What you should do: Copy each record exactly as it reads, leaving out any pictures it holds.

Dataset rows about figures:

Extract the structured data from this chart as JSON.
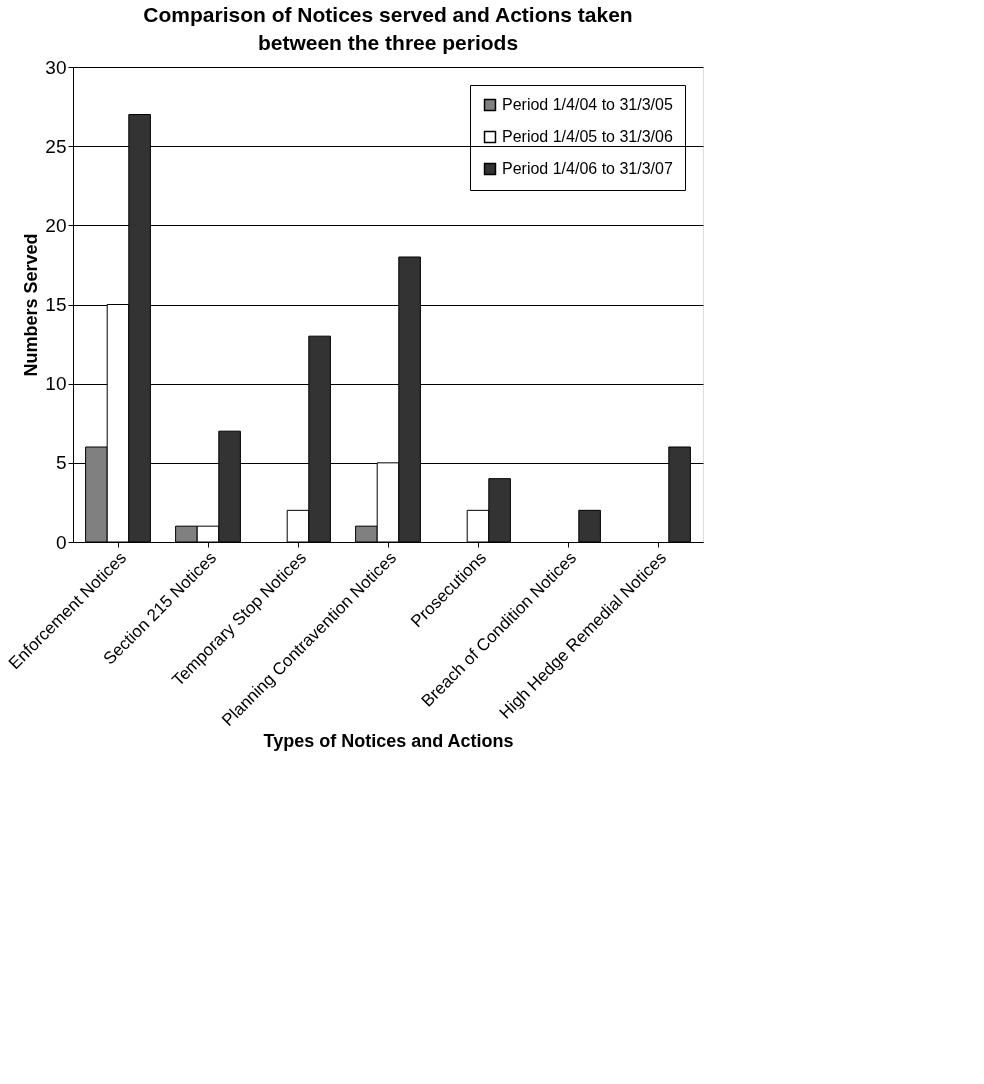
{
  "chart_data": {
    "type": "bar",
    "title": "Comparison of Notices served and Actions taken between the three periods",
    "xlabel": "Types of Notices and Actions",
    "ylabel": "Numbers Served",
    "categories": [
      "Enforcement Notices",
      "Section 215 Notices",
      "Temporary Stop Notices",
      "Planning Contravention Notices",
      "Prosecutions",
      "Breach of Condition Notices",
      "High Hedge Remedial Notices"
    ],
    "series": [
      {
        "name": "Period 1/4/04 to 31/3/05",
        "color": "#808080",
        "values": [
          6,
          1,
          0,
          1,
          0,
          0,
          0
        ]
      },
      {
        "name": "Period 1/4/05 to 31/3/06",
        "color": "#ffffff",
        "values": [
          15,
          1,
          2,
          5,
          2,
          0,
          0
        ]
      },
      {
        "name": "Period 1/4/06 to 31/3/07",
        "color": "#333333",
        "values": [
          27,
          7,
          13,
          18,
          4,
          2,
          6
        ]
      }
    ],
    "ylim": [
      0,
      30
    ],
    "yticks": [
      0,
      5,
      10,
      15,
      20,
      25,
      30
    ],
    "grid": "y",
    "legend": "top right"
  }
}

Completed task:
Extract the structured data from this chart as JSON.
{
  "chart_data": {
    "type": "bar",
    "title": "Comparison of Notices served and Actions taken between the three periods",
    "xlabel": "Types of Notices and Actions",
    "ylabel": "Numbers Served",
    "categories": [
      "Enforcement Notices",
      "Section 215 Notices",
      "Temporary Stop Notices",
      "Planning Contravention Notices",
      "Prosecutions",
      "Breach of Condition Notices",
      "High Hedge Remedial Notices"
    ],
    "series": [
      {
        "name": "Period 1/4/04 to 31/3/05",
        "color": "#808080",
        "values": [
          6,
          1,
          0,
          1,
          0,
          0,
          0
        ]
      },
      {
        "name": "Period 1/4/05 to 31/3/06",
        "color": "#ffffff",
        "values": [
          15,
          1,
          2,
          5,
          2,
          0,
          0
        ]
      },
      {
        "name": "Period 1/4/06 to 31/3/07",
        "color": "#333333",
        "values": [
          27,
          7,
          13,
          18,
          4,
          2,
          6
        ]
      }
    ],
    "ylim": [
      0,
      30
    ],
    "yticks": [
      0,
      5,
      10,
      15,
      20,
      25,
      30
    ],
    "grid": "y",
    "legend": "top right"
  }
}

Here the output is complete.